**** Input material

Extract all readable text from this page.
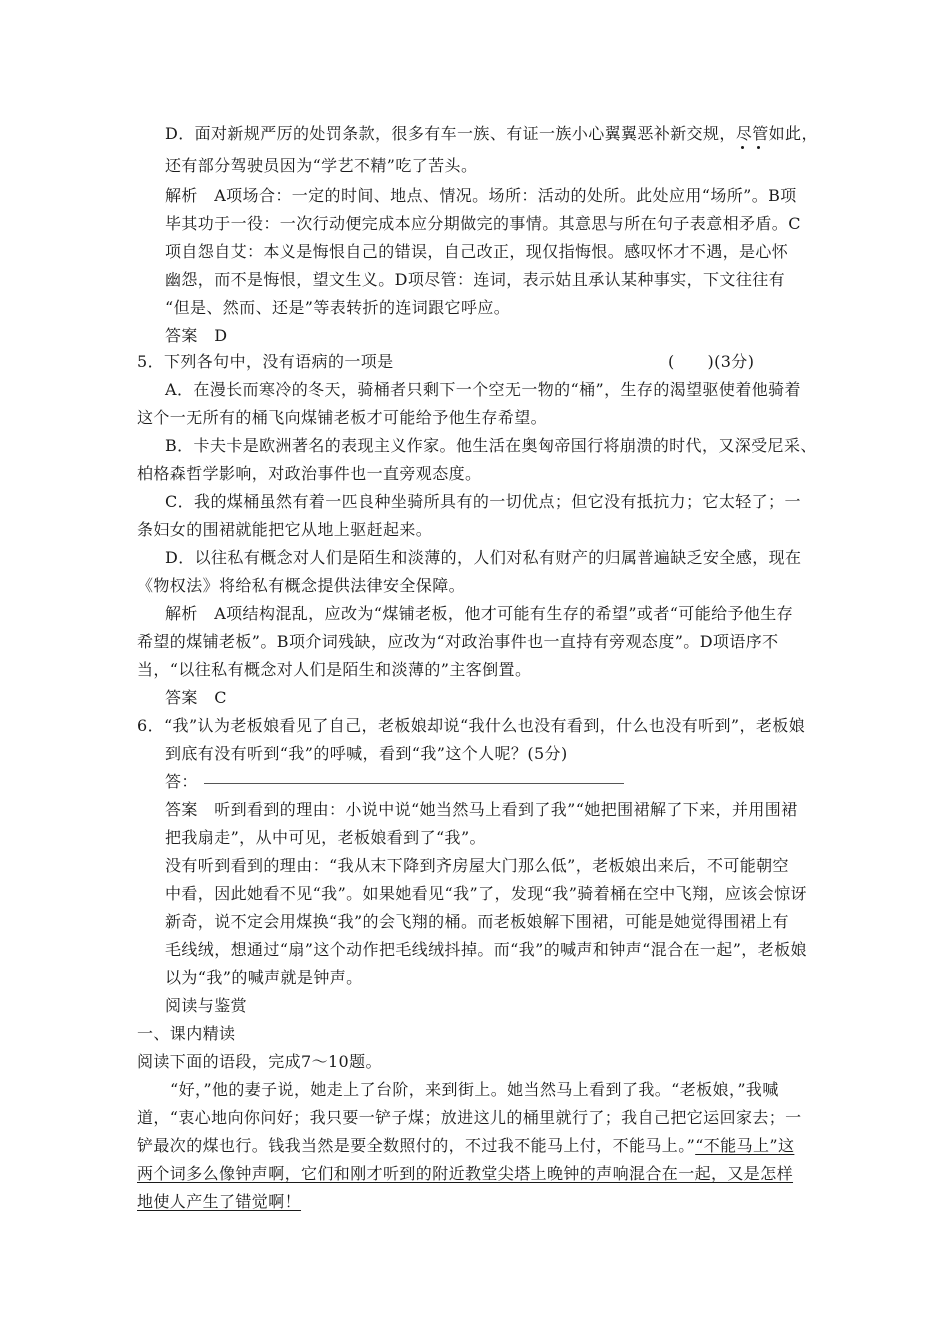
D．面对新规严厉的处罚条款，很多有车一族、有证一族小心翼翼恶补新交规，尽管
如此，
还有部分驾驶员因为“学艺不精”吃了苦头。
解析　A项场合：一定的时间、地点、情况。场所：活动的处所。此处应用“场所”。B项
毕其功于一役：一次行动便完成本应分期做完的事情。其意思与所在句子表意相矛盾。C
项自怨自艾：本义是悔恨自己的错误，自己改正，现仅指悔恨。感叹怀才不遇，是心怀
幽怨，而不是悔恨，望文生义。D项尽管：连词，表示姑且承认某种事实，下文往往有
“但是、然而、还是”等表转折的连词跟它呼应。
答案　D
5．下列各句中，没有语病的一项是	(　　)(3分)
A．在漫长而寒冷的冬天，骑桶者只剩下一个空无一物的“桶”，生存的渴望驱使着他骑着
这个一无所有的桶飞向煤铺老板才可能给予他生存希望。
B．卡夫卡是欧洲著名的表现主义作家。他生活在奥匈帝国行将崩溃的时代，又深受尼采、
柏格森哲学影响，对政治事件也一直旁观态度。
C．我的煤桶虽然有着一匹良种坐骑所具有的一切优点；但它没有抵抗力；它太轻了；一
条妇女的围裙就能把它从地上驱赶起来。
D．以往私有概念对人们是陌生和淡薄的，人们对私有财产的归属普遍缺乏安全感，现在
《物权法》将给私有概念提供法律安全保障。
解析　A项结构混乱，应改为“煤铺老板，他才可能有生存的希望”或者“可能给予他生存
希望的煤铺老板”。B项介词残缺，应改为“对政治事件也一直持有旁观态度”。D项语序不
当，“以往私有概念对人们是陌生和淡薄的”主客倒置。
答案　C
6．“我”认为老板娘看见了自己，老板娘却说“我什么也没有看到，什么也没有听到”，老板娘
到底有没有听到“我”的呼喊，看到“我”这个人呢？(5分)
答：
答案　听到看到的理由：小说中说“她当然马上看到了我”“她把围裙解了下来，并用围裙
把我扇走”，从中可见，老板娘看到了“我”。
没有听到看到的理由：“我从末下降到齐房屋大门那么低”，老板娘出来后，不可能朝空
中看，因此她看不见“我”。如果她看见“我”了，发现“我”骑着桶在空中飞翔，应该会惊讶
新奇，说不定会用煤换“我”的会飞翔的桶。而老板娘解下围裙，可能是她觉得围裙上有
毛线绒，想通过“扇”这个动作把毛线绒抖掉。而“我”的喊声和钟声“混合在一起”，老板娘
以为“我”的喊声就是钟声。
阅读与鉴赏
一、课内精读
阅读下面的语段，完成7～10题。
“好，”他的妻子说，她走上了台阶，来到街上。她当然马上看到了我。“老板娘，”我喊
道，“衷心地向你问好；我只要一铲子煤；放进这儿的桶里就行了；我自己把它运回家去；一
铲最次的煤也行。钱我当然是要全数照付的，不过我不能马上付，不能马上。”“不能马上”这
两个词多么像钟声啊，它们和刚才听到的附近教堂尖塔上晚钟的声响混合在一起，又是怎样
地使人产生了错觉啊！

********

-- Exercise goal --
Reproduce the material in its entirety and word for word, without the pictures.

-- Written response --
Extract all readable text from this page.
D．面对新规严厉的处罚条款，很多有车一族、有证一族小心翼翼恶补新交规，尽管
如此，
还有部分驾驶员因为“学艺不精”吃了苦头。
解析　A项场合：一定的时间、地点、情况。场所：活动的处所。此处应用“场所”。B项
毕其功于一役：一次行动便完成本应分期做完的事情。其意思与所在句子表意相矛盾。C
项自怨自艾：本义是悔恨自己的错误，自己改正，现仅指悔恨。感叹怀才不遇，是心怀
幽怨，而不是悔恨，望文生义。D项尽管：连词，表示姑且承认某种事实，下文往往有
“但是、然而、还是”等表转折的连词跟它呼应。
答案　D
5．下列各句中，没有语病的一项是	(　　)(3分)
A．在漫长而寒冷的冬天，骑桶者只剩下一个空无一物的“桶”，生存的渴望驱使着他骑着
这个一无所有的桶飞向煤铺老板才可能给予他生存希望。
B．卡夫卡是欧洲著名的表现主义作家。他生活在奥匈帝国行将崩溃的时代，又深受尼采、
柏格森哲学影响，对政治事件也一直旁观态度。
C．我的煤桶虽然有着一匹良种坐骑所具有的一切优点；但它没有抵抗力；它太轻了；一
条妇女的围裙就能把它从地上驱赶起来。
D．以往私有概念对人们是陌生和淡薄的，人们对私有财产的归属普遍缺乏安全感，现在
《物权法》将给私有概念提供法律安全保障。
解析　A项结构混乱，应改为“煤铺老板，他才可能有生存的希望”或者“可能给予他生存
希望的煤铺老板”。B项介词残缺，应改为“对政治事件也一直持有旁观态度”。D项语序不
当，“以往私有概念对人们是陌生和淡薄的”主客倒置。
答案　C
6．“我”认为老板娘看见了自己，老板娘却说“我什么也没有看到，什么也没有听到”，老板娘
到底有没有听到“我”的呼喊，看到“我”这个人呢？(5分)
答：
答案　听到看到的理由：小说中说“她当然马上看到了我”“她把围裙解了下来，并用围裙
把我扇走”，从中可见，老板娘看到了“我”。
没有听到看到的理由：“我从末下降到齐房屋大门那么低”，老板娘出来后，不可能朝空
中看，因此她看不见“我”。如果她看见“我”了，发现“我”骑着桶在空中飞翔，应该会惊讶
新奇，说不定会用煤换“我”的会飞翔的桶。而老板娘解下围裙，可能是她觉得围裙上有
毛线绒，想通过“扇”这个动作把毛线绒抖掉。而“我”的喊声和钟声“混合在一起”，老板娘
以为“我”的喊声就是钟声。
阅读与鉴赏
一、课内精读
阅读下面的语段，完成7～10题。
“好，”他的妻子说，她走上了台阶，来到街上。她当然马上看到了我。“老板娘，”我喊
道，“衷心地向你问好；我只要一铲子煤；放进这儿的桶里就行了；我自己把它运回家去；一
铲最次的煤也行。钱我当然是要全数照付的，不过我不能马上付，不能马上。”“不能马上”这
两个词多么像钟声啊，它们和刚才听到的附近教堂尖塔上晚钟的声响混合在一起，又是怎样
地使人产生了错觉啊！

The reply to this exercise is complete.